#### [What you should do]
Copy the lines below verbatim, but only from the line containing "What does this" through the end of the data.

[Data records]
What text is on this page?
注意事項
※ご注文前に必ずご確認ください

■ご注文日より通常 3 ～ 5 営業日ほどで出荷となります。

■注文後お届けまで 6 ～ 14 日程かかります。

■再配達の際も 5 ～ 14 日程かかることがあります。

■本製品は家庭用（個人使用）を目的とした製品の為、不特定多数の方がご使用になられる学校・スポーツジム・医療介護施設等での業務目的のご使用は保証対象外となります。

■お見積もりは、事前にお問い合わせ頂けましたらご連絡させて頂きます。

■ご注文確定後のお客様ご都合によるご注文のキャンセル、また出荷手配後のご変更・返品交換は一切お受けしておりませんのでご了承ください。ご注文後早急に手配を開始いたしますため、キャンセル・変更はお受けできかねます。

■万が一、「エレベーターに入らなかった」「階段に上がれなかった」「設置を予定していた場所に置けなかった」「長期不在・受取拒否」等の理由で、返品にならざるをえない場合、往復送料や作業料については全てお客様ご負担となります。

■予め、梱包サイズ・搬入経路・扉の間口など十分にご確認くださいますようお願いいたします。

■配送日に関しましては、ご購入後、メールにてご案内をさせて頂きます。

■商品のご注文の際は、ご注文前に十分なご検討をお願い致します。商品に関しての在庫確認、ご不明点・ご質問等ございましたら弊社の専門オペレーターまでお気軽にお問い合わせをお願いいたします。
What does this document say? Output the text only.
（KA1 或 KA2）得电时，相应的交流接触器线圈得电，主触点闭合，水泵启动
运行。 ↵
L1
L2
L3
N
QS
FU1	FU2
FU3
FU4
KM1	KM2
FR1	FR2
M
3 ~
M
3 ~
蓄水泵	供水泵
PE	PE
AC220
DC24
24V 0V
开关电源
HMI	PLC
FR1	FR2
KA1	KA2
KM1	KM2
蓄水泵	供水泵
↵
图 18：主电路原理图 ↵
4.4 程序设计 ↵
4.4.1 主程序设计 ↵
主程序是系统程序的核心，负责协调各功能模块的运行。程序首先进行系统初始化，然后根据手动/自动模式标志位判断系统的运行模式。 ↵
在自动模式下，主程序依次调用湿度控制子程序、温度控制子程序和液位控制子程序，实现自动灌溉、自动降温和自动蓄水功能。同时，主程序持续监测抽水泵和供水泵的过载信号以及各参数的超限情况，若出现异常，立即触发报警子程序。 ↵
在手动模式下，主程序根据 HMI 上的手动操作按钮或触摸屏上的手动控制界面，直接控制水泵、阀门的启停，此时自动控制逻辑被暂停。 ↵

#### [Expected output]
What does this document say? Output the text only.
（KA1 或 KA2）得电时，相应的交流接触器线圈得电，主触点闭合，水泵启动
运行。 ↵
L1
L2
L3
N
QS
FU1	FU2
FU3
FU4
KM1	KM2
FR1	FR2
M
3 ~
M
3 ~
蓄水泵	供水泵
PE	PE
AC220
DC24
24V 0V
开关电源
HMI	PLC
FR1	FR2
KA1	KA2
KM1	KM2
蓄水泵	供水泵
↵
图 18：主电路原理图 ↵
4.4 程序设计 ↵
4.4.1 主程序设计 ↵
主程序是系统程序的核心，负责协调各功能模块的运行。程序首先进行系统初始化，然后根据手动/自动模式标志位判断系统的运行模式。 ↵
在自动模式下，主程序依次调用湿度控制子程序、温度控制子程序和液位控制子程序，实现自动灌溉、自动降温和自动蓄水功能。同时，主程序持续监测抽水泵和供水泵的过载信号以及各参数的超限情况，若出现异常，立即触发报警子程序。 ↵
在手动模式下，主程序根据 HMI 上的手动操作按钮或触摸屏上的手动控制界面，直接控制水泵、阀门的启停，此时自动控制逻辑被暂停。 ↵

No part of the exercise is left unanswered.